Dataset extract —
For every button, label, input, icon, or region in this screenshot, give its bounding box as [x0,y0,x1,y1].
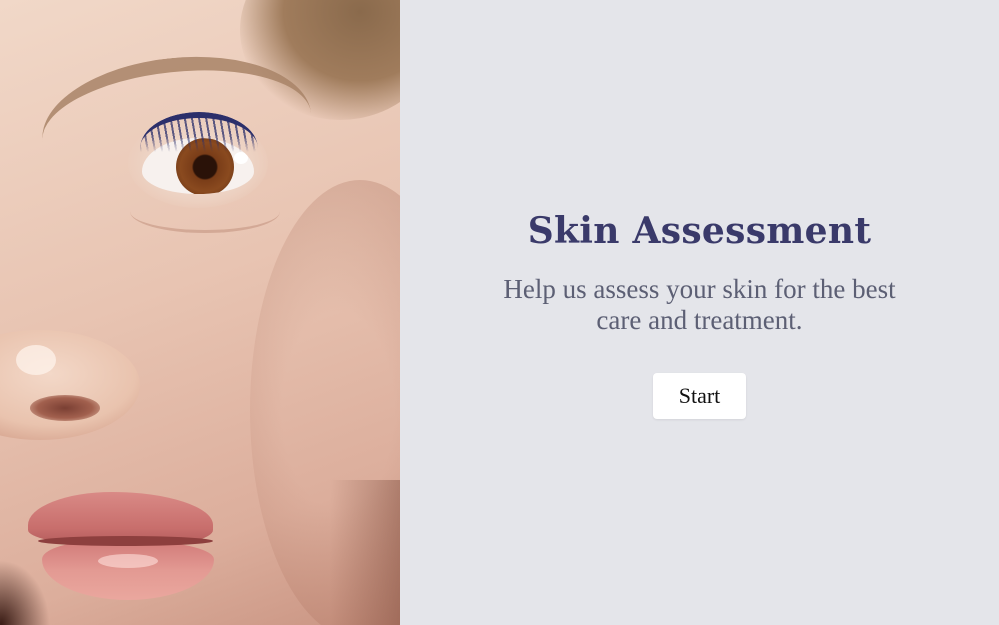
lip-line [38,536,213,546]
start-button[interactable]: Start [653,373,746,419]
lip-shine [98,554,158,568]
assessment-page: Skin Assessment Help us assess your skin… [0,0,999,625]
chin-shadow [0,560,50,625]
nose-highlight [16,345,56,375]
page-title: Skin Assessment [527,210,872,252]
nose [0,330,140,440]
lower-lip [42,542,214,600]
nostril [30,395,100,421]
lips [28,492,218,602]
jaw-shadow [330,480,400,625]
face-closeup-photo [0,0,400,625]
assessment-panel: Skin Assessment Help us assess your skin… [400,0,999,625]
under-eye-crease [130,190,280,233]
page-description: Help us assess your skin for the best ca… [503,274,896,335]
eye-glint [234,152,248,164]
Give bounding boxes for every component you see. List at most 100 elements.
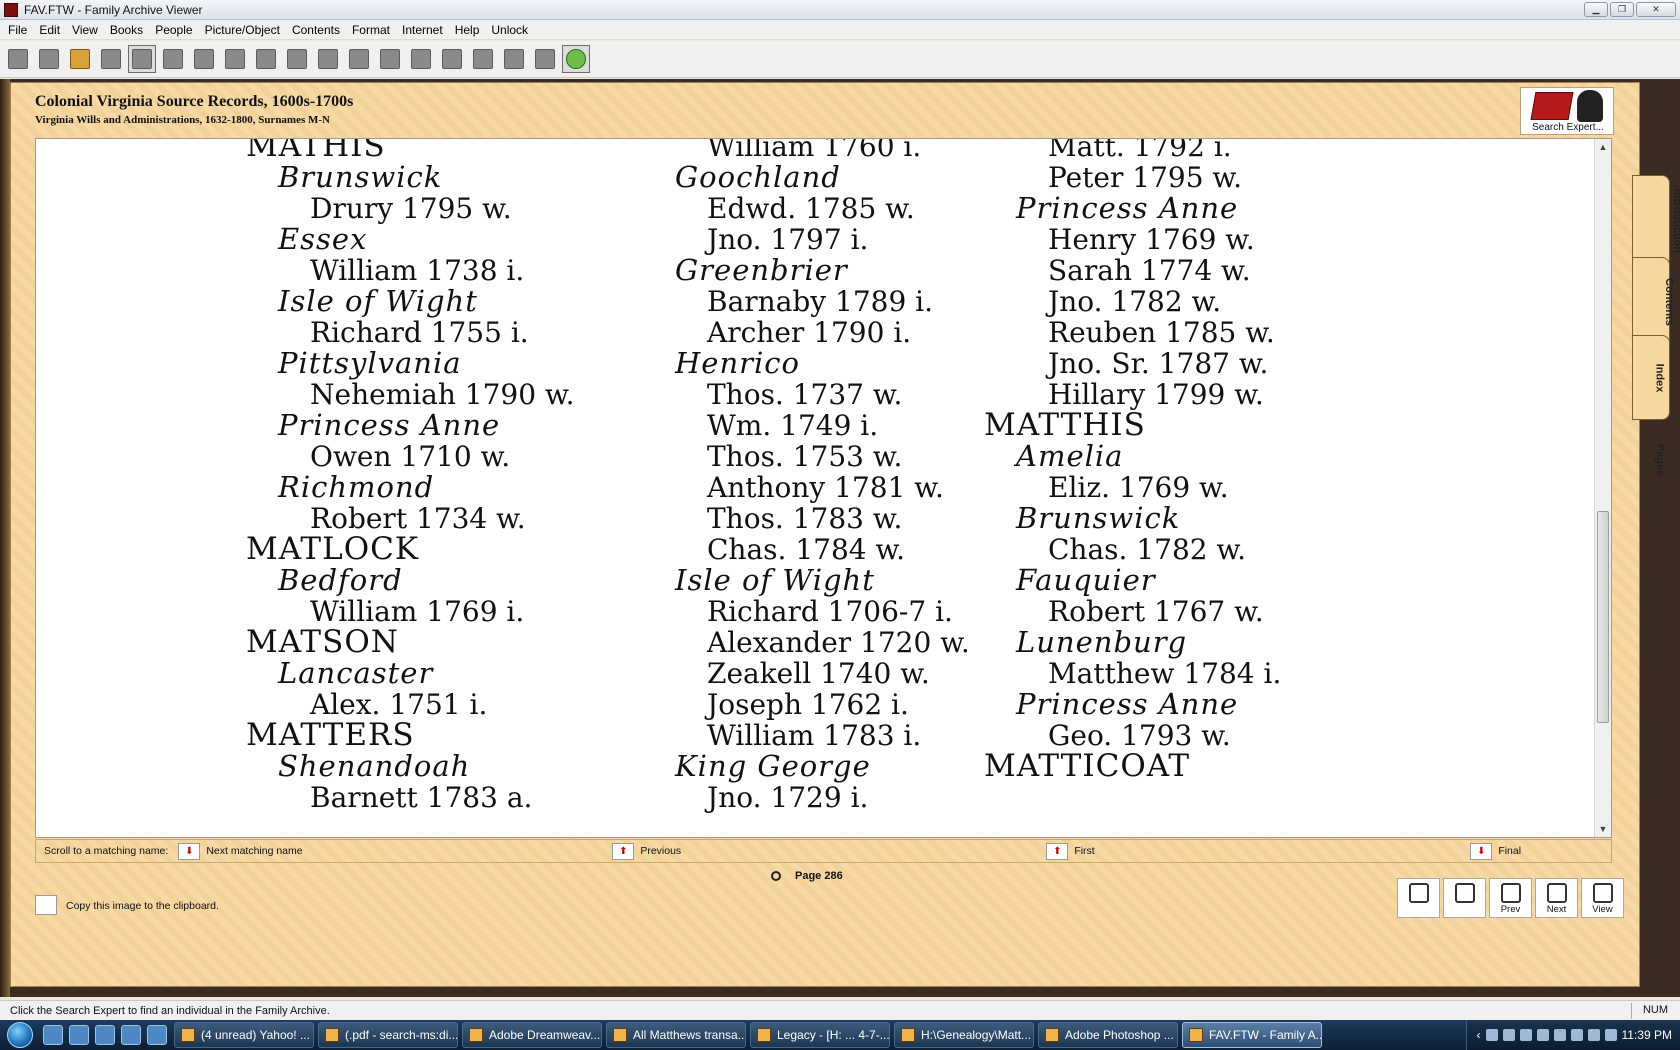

==

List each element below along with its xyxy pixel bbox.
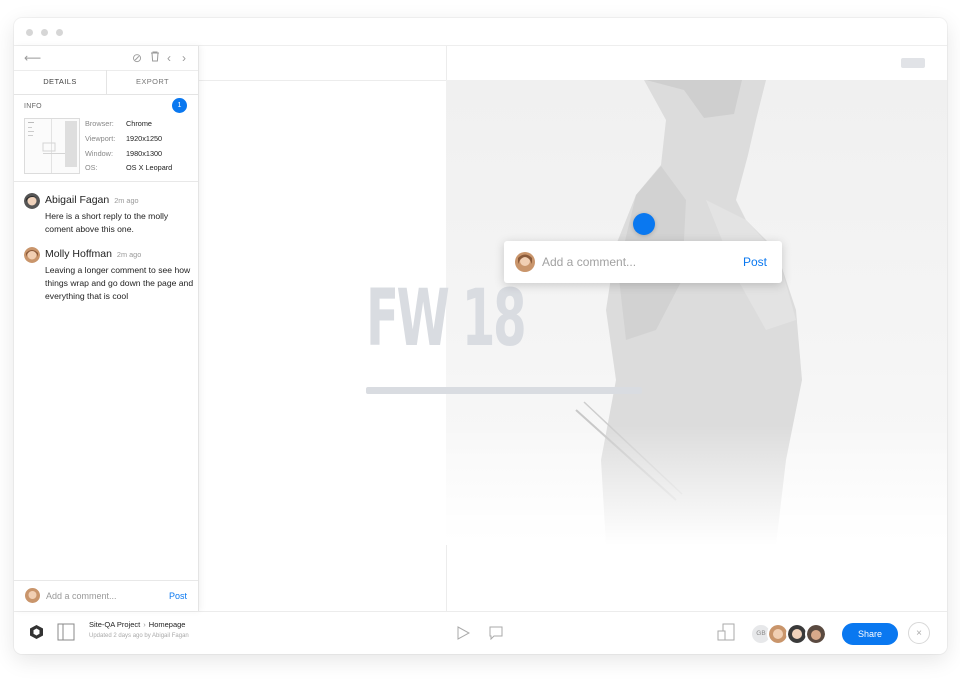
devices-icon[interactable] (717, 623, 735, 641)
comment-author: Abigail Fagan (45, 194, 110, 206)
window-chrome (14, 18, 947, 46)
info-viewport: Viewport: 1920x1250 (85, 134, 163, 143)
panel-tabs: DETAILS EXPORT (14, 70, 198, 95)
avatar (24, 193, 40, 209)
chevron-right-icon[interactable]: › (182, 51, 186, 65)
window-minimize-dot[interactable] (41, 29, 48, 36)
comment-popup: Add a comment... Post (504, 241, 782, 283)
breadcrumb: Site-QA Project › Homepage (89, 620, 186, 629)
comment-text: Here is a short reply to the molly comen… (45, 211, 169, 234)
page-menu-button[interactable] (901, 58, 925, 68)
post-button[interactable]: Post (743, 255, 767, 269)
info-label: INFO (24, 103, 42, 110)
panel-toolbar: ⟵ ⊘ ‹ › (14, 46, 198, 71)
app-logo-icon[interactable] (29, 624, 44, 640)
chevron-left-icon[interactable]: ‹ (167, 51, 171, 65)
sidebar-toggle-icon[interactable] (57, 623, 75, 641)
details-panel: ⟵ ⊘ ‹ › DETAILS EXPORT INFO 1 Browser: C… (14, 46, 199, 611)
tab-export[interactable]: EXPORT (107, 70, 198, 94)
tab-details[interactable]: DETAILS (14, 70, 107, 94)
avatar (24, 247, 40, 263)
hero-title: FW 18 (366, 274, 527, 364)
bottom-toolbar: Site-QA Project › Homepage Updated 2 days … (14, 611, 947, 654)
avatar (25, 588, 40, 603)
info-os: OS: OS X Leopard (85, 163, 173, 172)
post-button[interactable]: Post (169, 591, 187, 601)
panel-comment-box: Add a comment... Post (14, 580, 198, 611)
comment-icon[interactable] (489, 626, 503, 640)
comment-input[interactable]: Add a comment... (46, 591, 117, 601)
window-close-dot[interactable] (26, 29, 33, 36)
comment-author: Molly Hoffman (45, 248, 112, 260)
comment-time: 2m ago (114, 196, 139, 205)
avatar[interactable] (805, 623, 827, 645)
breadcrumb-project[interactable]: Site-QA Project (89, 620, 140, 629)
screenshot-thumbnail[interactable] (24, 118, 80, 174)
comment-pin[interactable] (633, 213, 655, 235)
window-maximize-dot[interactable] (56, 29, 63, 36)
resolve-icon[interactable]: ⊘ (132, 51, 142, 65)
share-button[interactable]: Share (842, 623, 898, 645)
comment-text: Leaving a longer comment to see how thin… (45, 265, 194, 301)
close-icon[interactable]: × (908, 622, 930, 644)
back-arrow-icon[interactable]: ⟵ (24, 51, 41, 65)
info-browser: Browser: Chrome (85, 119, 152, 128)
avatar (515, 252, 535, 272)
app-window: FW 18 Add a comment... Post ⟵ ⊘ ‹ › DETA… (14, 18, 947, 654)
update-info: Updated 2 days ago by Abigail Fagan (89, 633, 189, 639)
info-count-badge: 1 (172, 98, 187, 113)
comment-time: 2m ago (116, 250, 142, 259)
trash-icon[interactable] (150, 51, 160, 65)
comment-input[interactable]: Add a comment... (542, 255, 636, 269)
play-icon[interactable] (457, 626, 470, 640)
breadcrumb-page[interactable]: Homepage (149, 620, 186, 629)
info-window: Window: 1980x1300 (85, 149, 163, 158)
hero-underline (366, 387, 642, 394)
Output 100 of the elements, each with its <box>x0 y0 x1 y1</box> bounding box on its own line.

Set task — Copy the part that begins with the line containing "For every button, label, input, icon, or" and ends with the line containing "Give bounding boxes", including both of those lines. Leave out the pictures.

Solution to the exercise —
For every button, label, input, icon, or region in this screenshot, give its bounding box as [x0,y0,x1,y1].
lip-line [38,536,213,546]
start-button[interactable]: Start [653,373,746,419]
lip-shine [98,554,158,568]
assessment-page: Skin Assessment Help us assess your skin… [0,0,999,625]
chin-shadow [0,560,50,625]
nose-highlight [16,345,56,375]
page-title: Skin Assessment [527,210,872,252]
nose [0,330,140,440]
lower-lip [42,542,214,600]
nostril [30,395,100,421]
lips [28,492,218,602]
jaw-shadow [330,480,400,625]
face-closeup-photo [0,0,400,625]
assessment-panel: Skin Assessment Help us assess your skin… [400,0,999,625]
under-eye-crease [130,190,280,233]
page-description: Help us assess your skin for the best ca… [503,274,896,335]
eye-glint [234,152,248,164]
Give bounding boxes for every component you see. List at most 100 elements.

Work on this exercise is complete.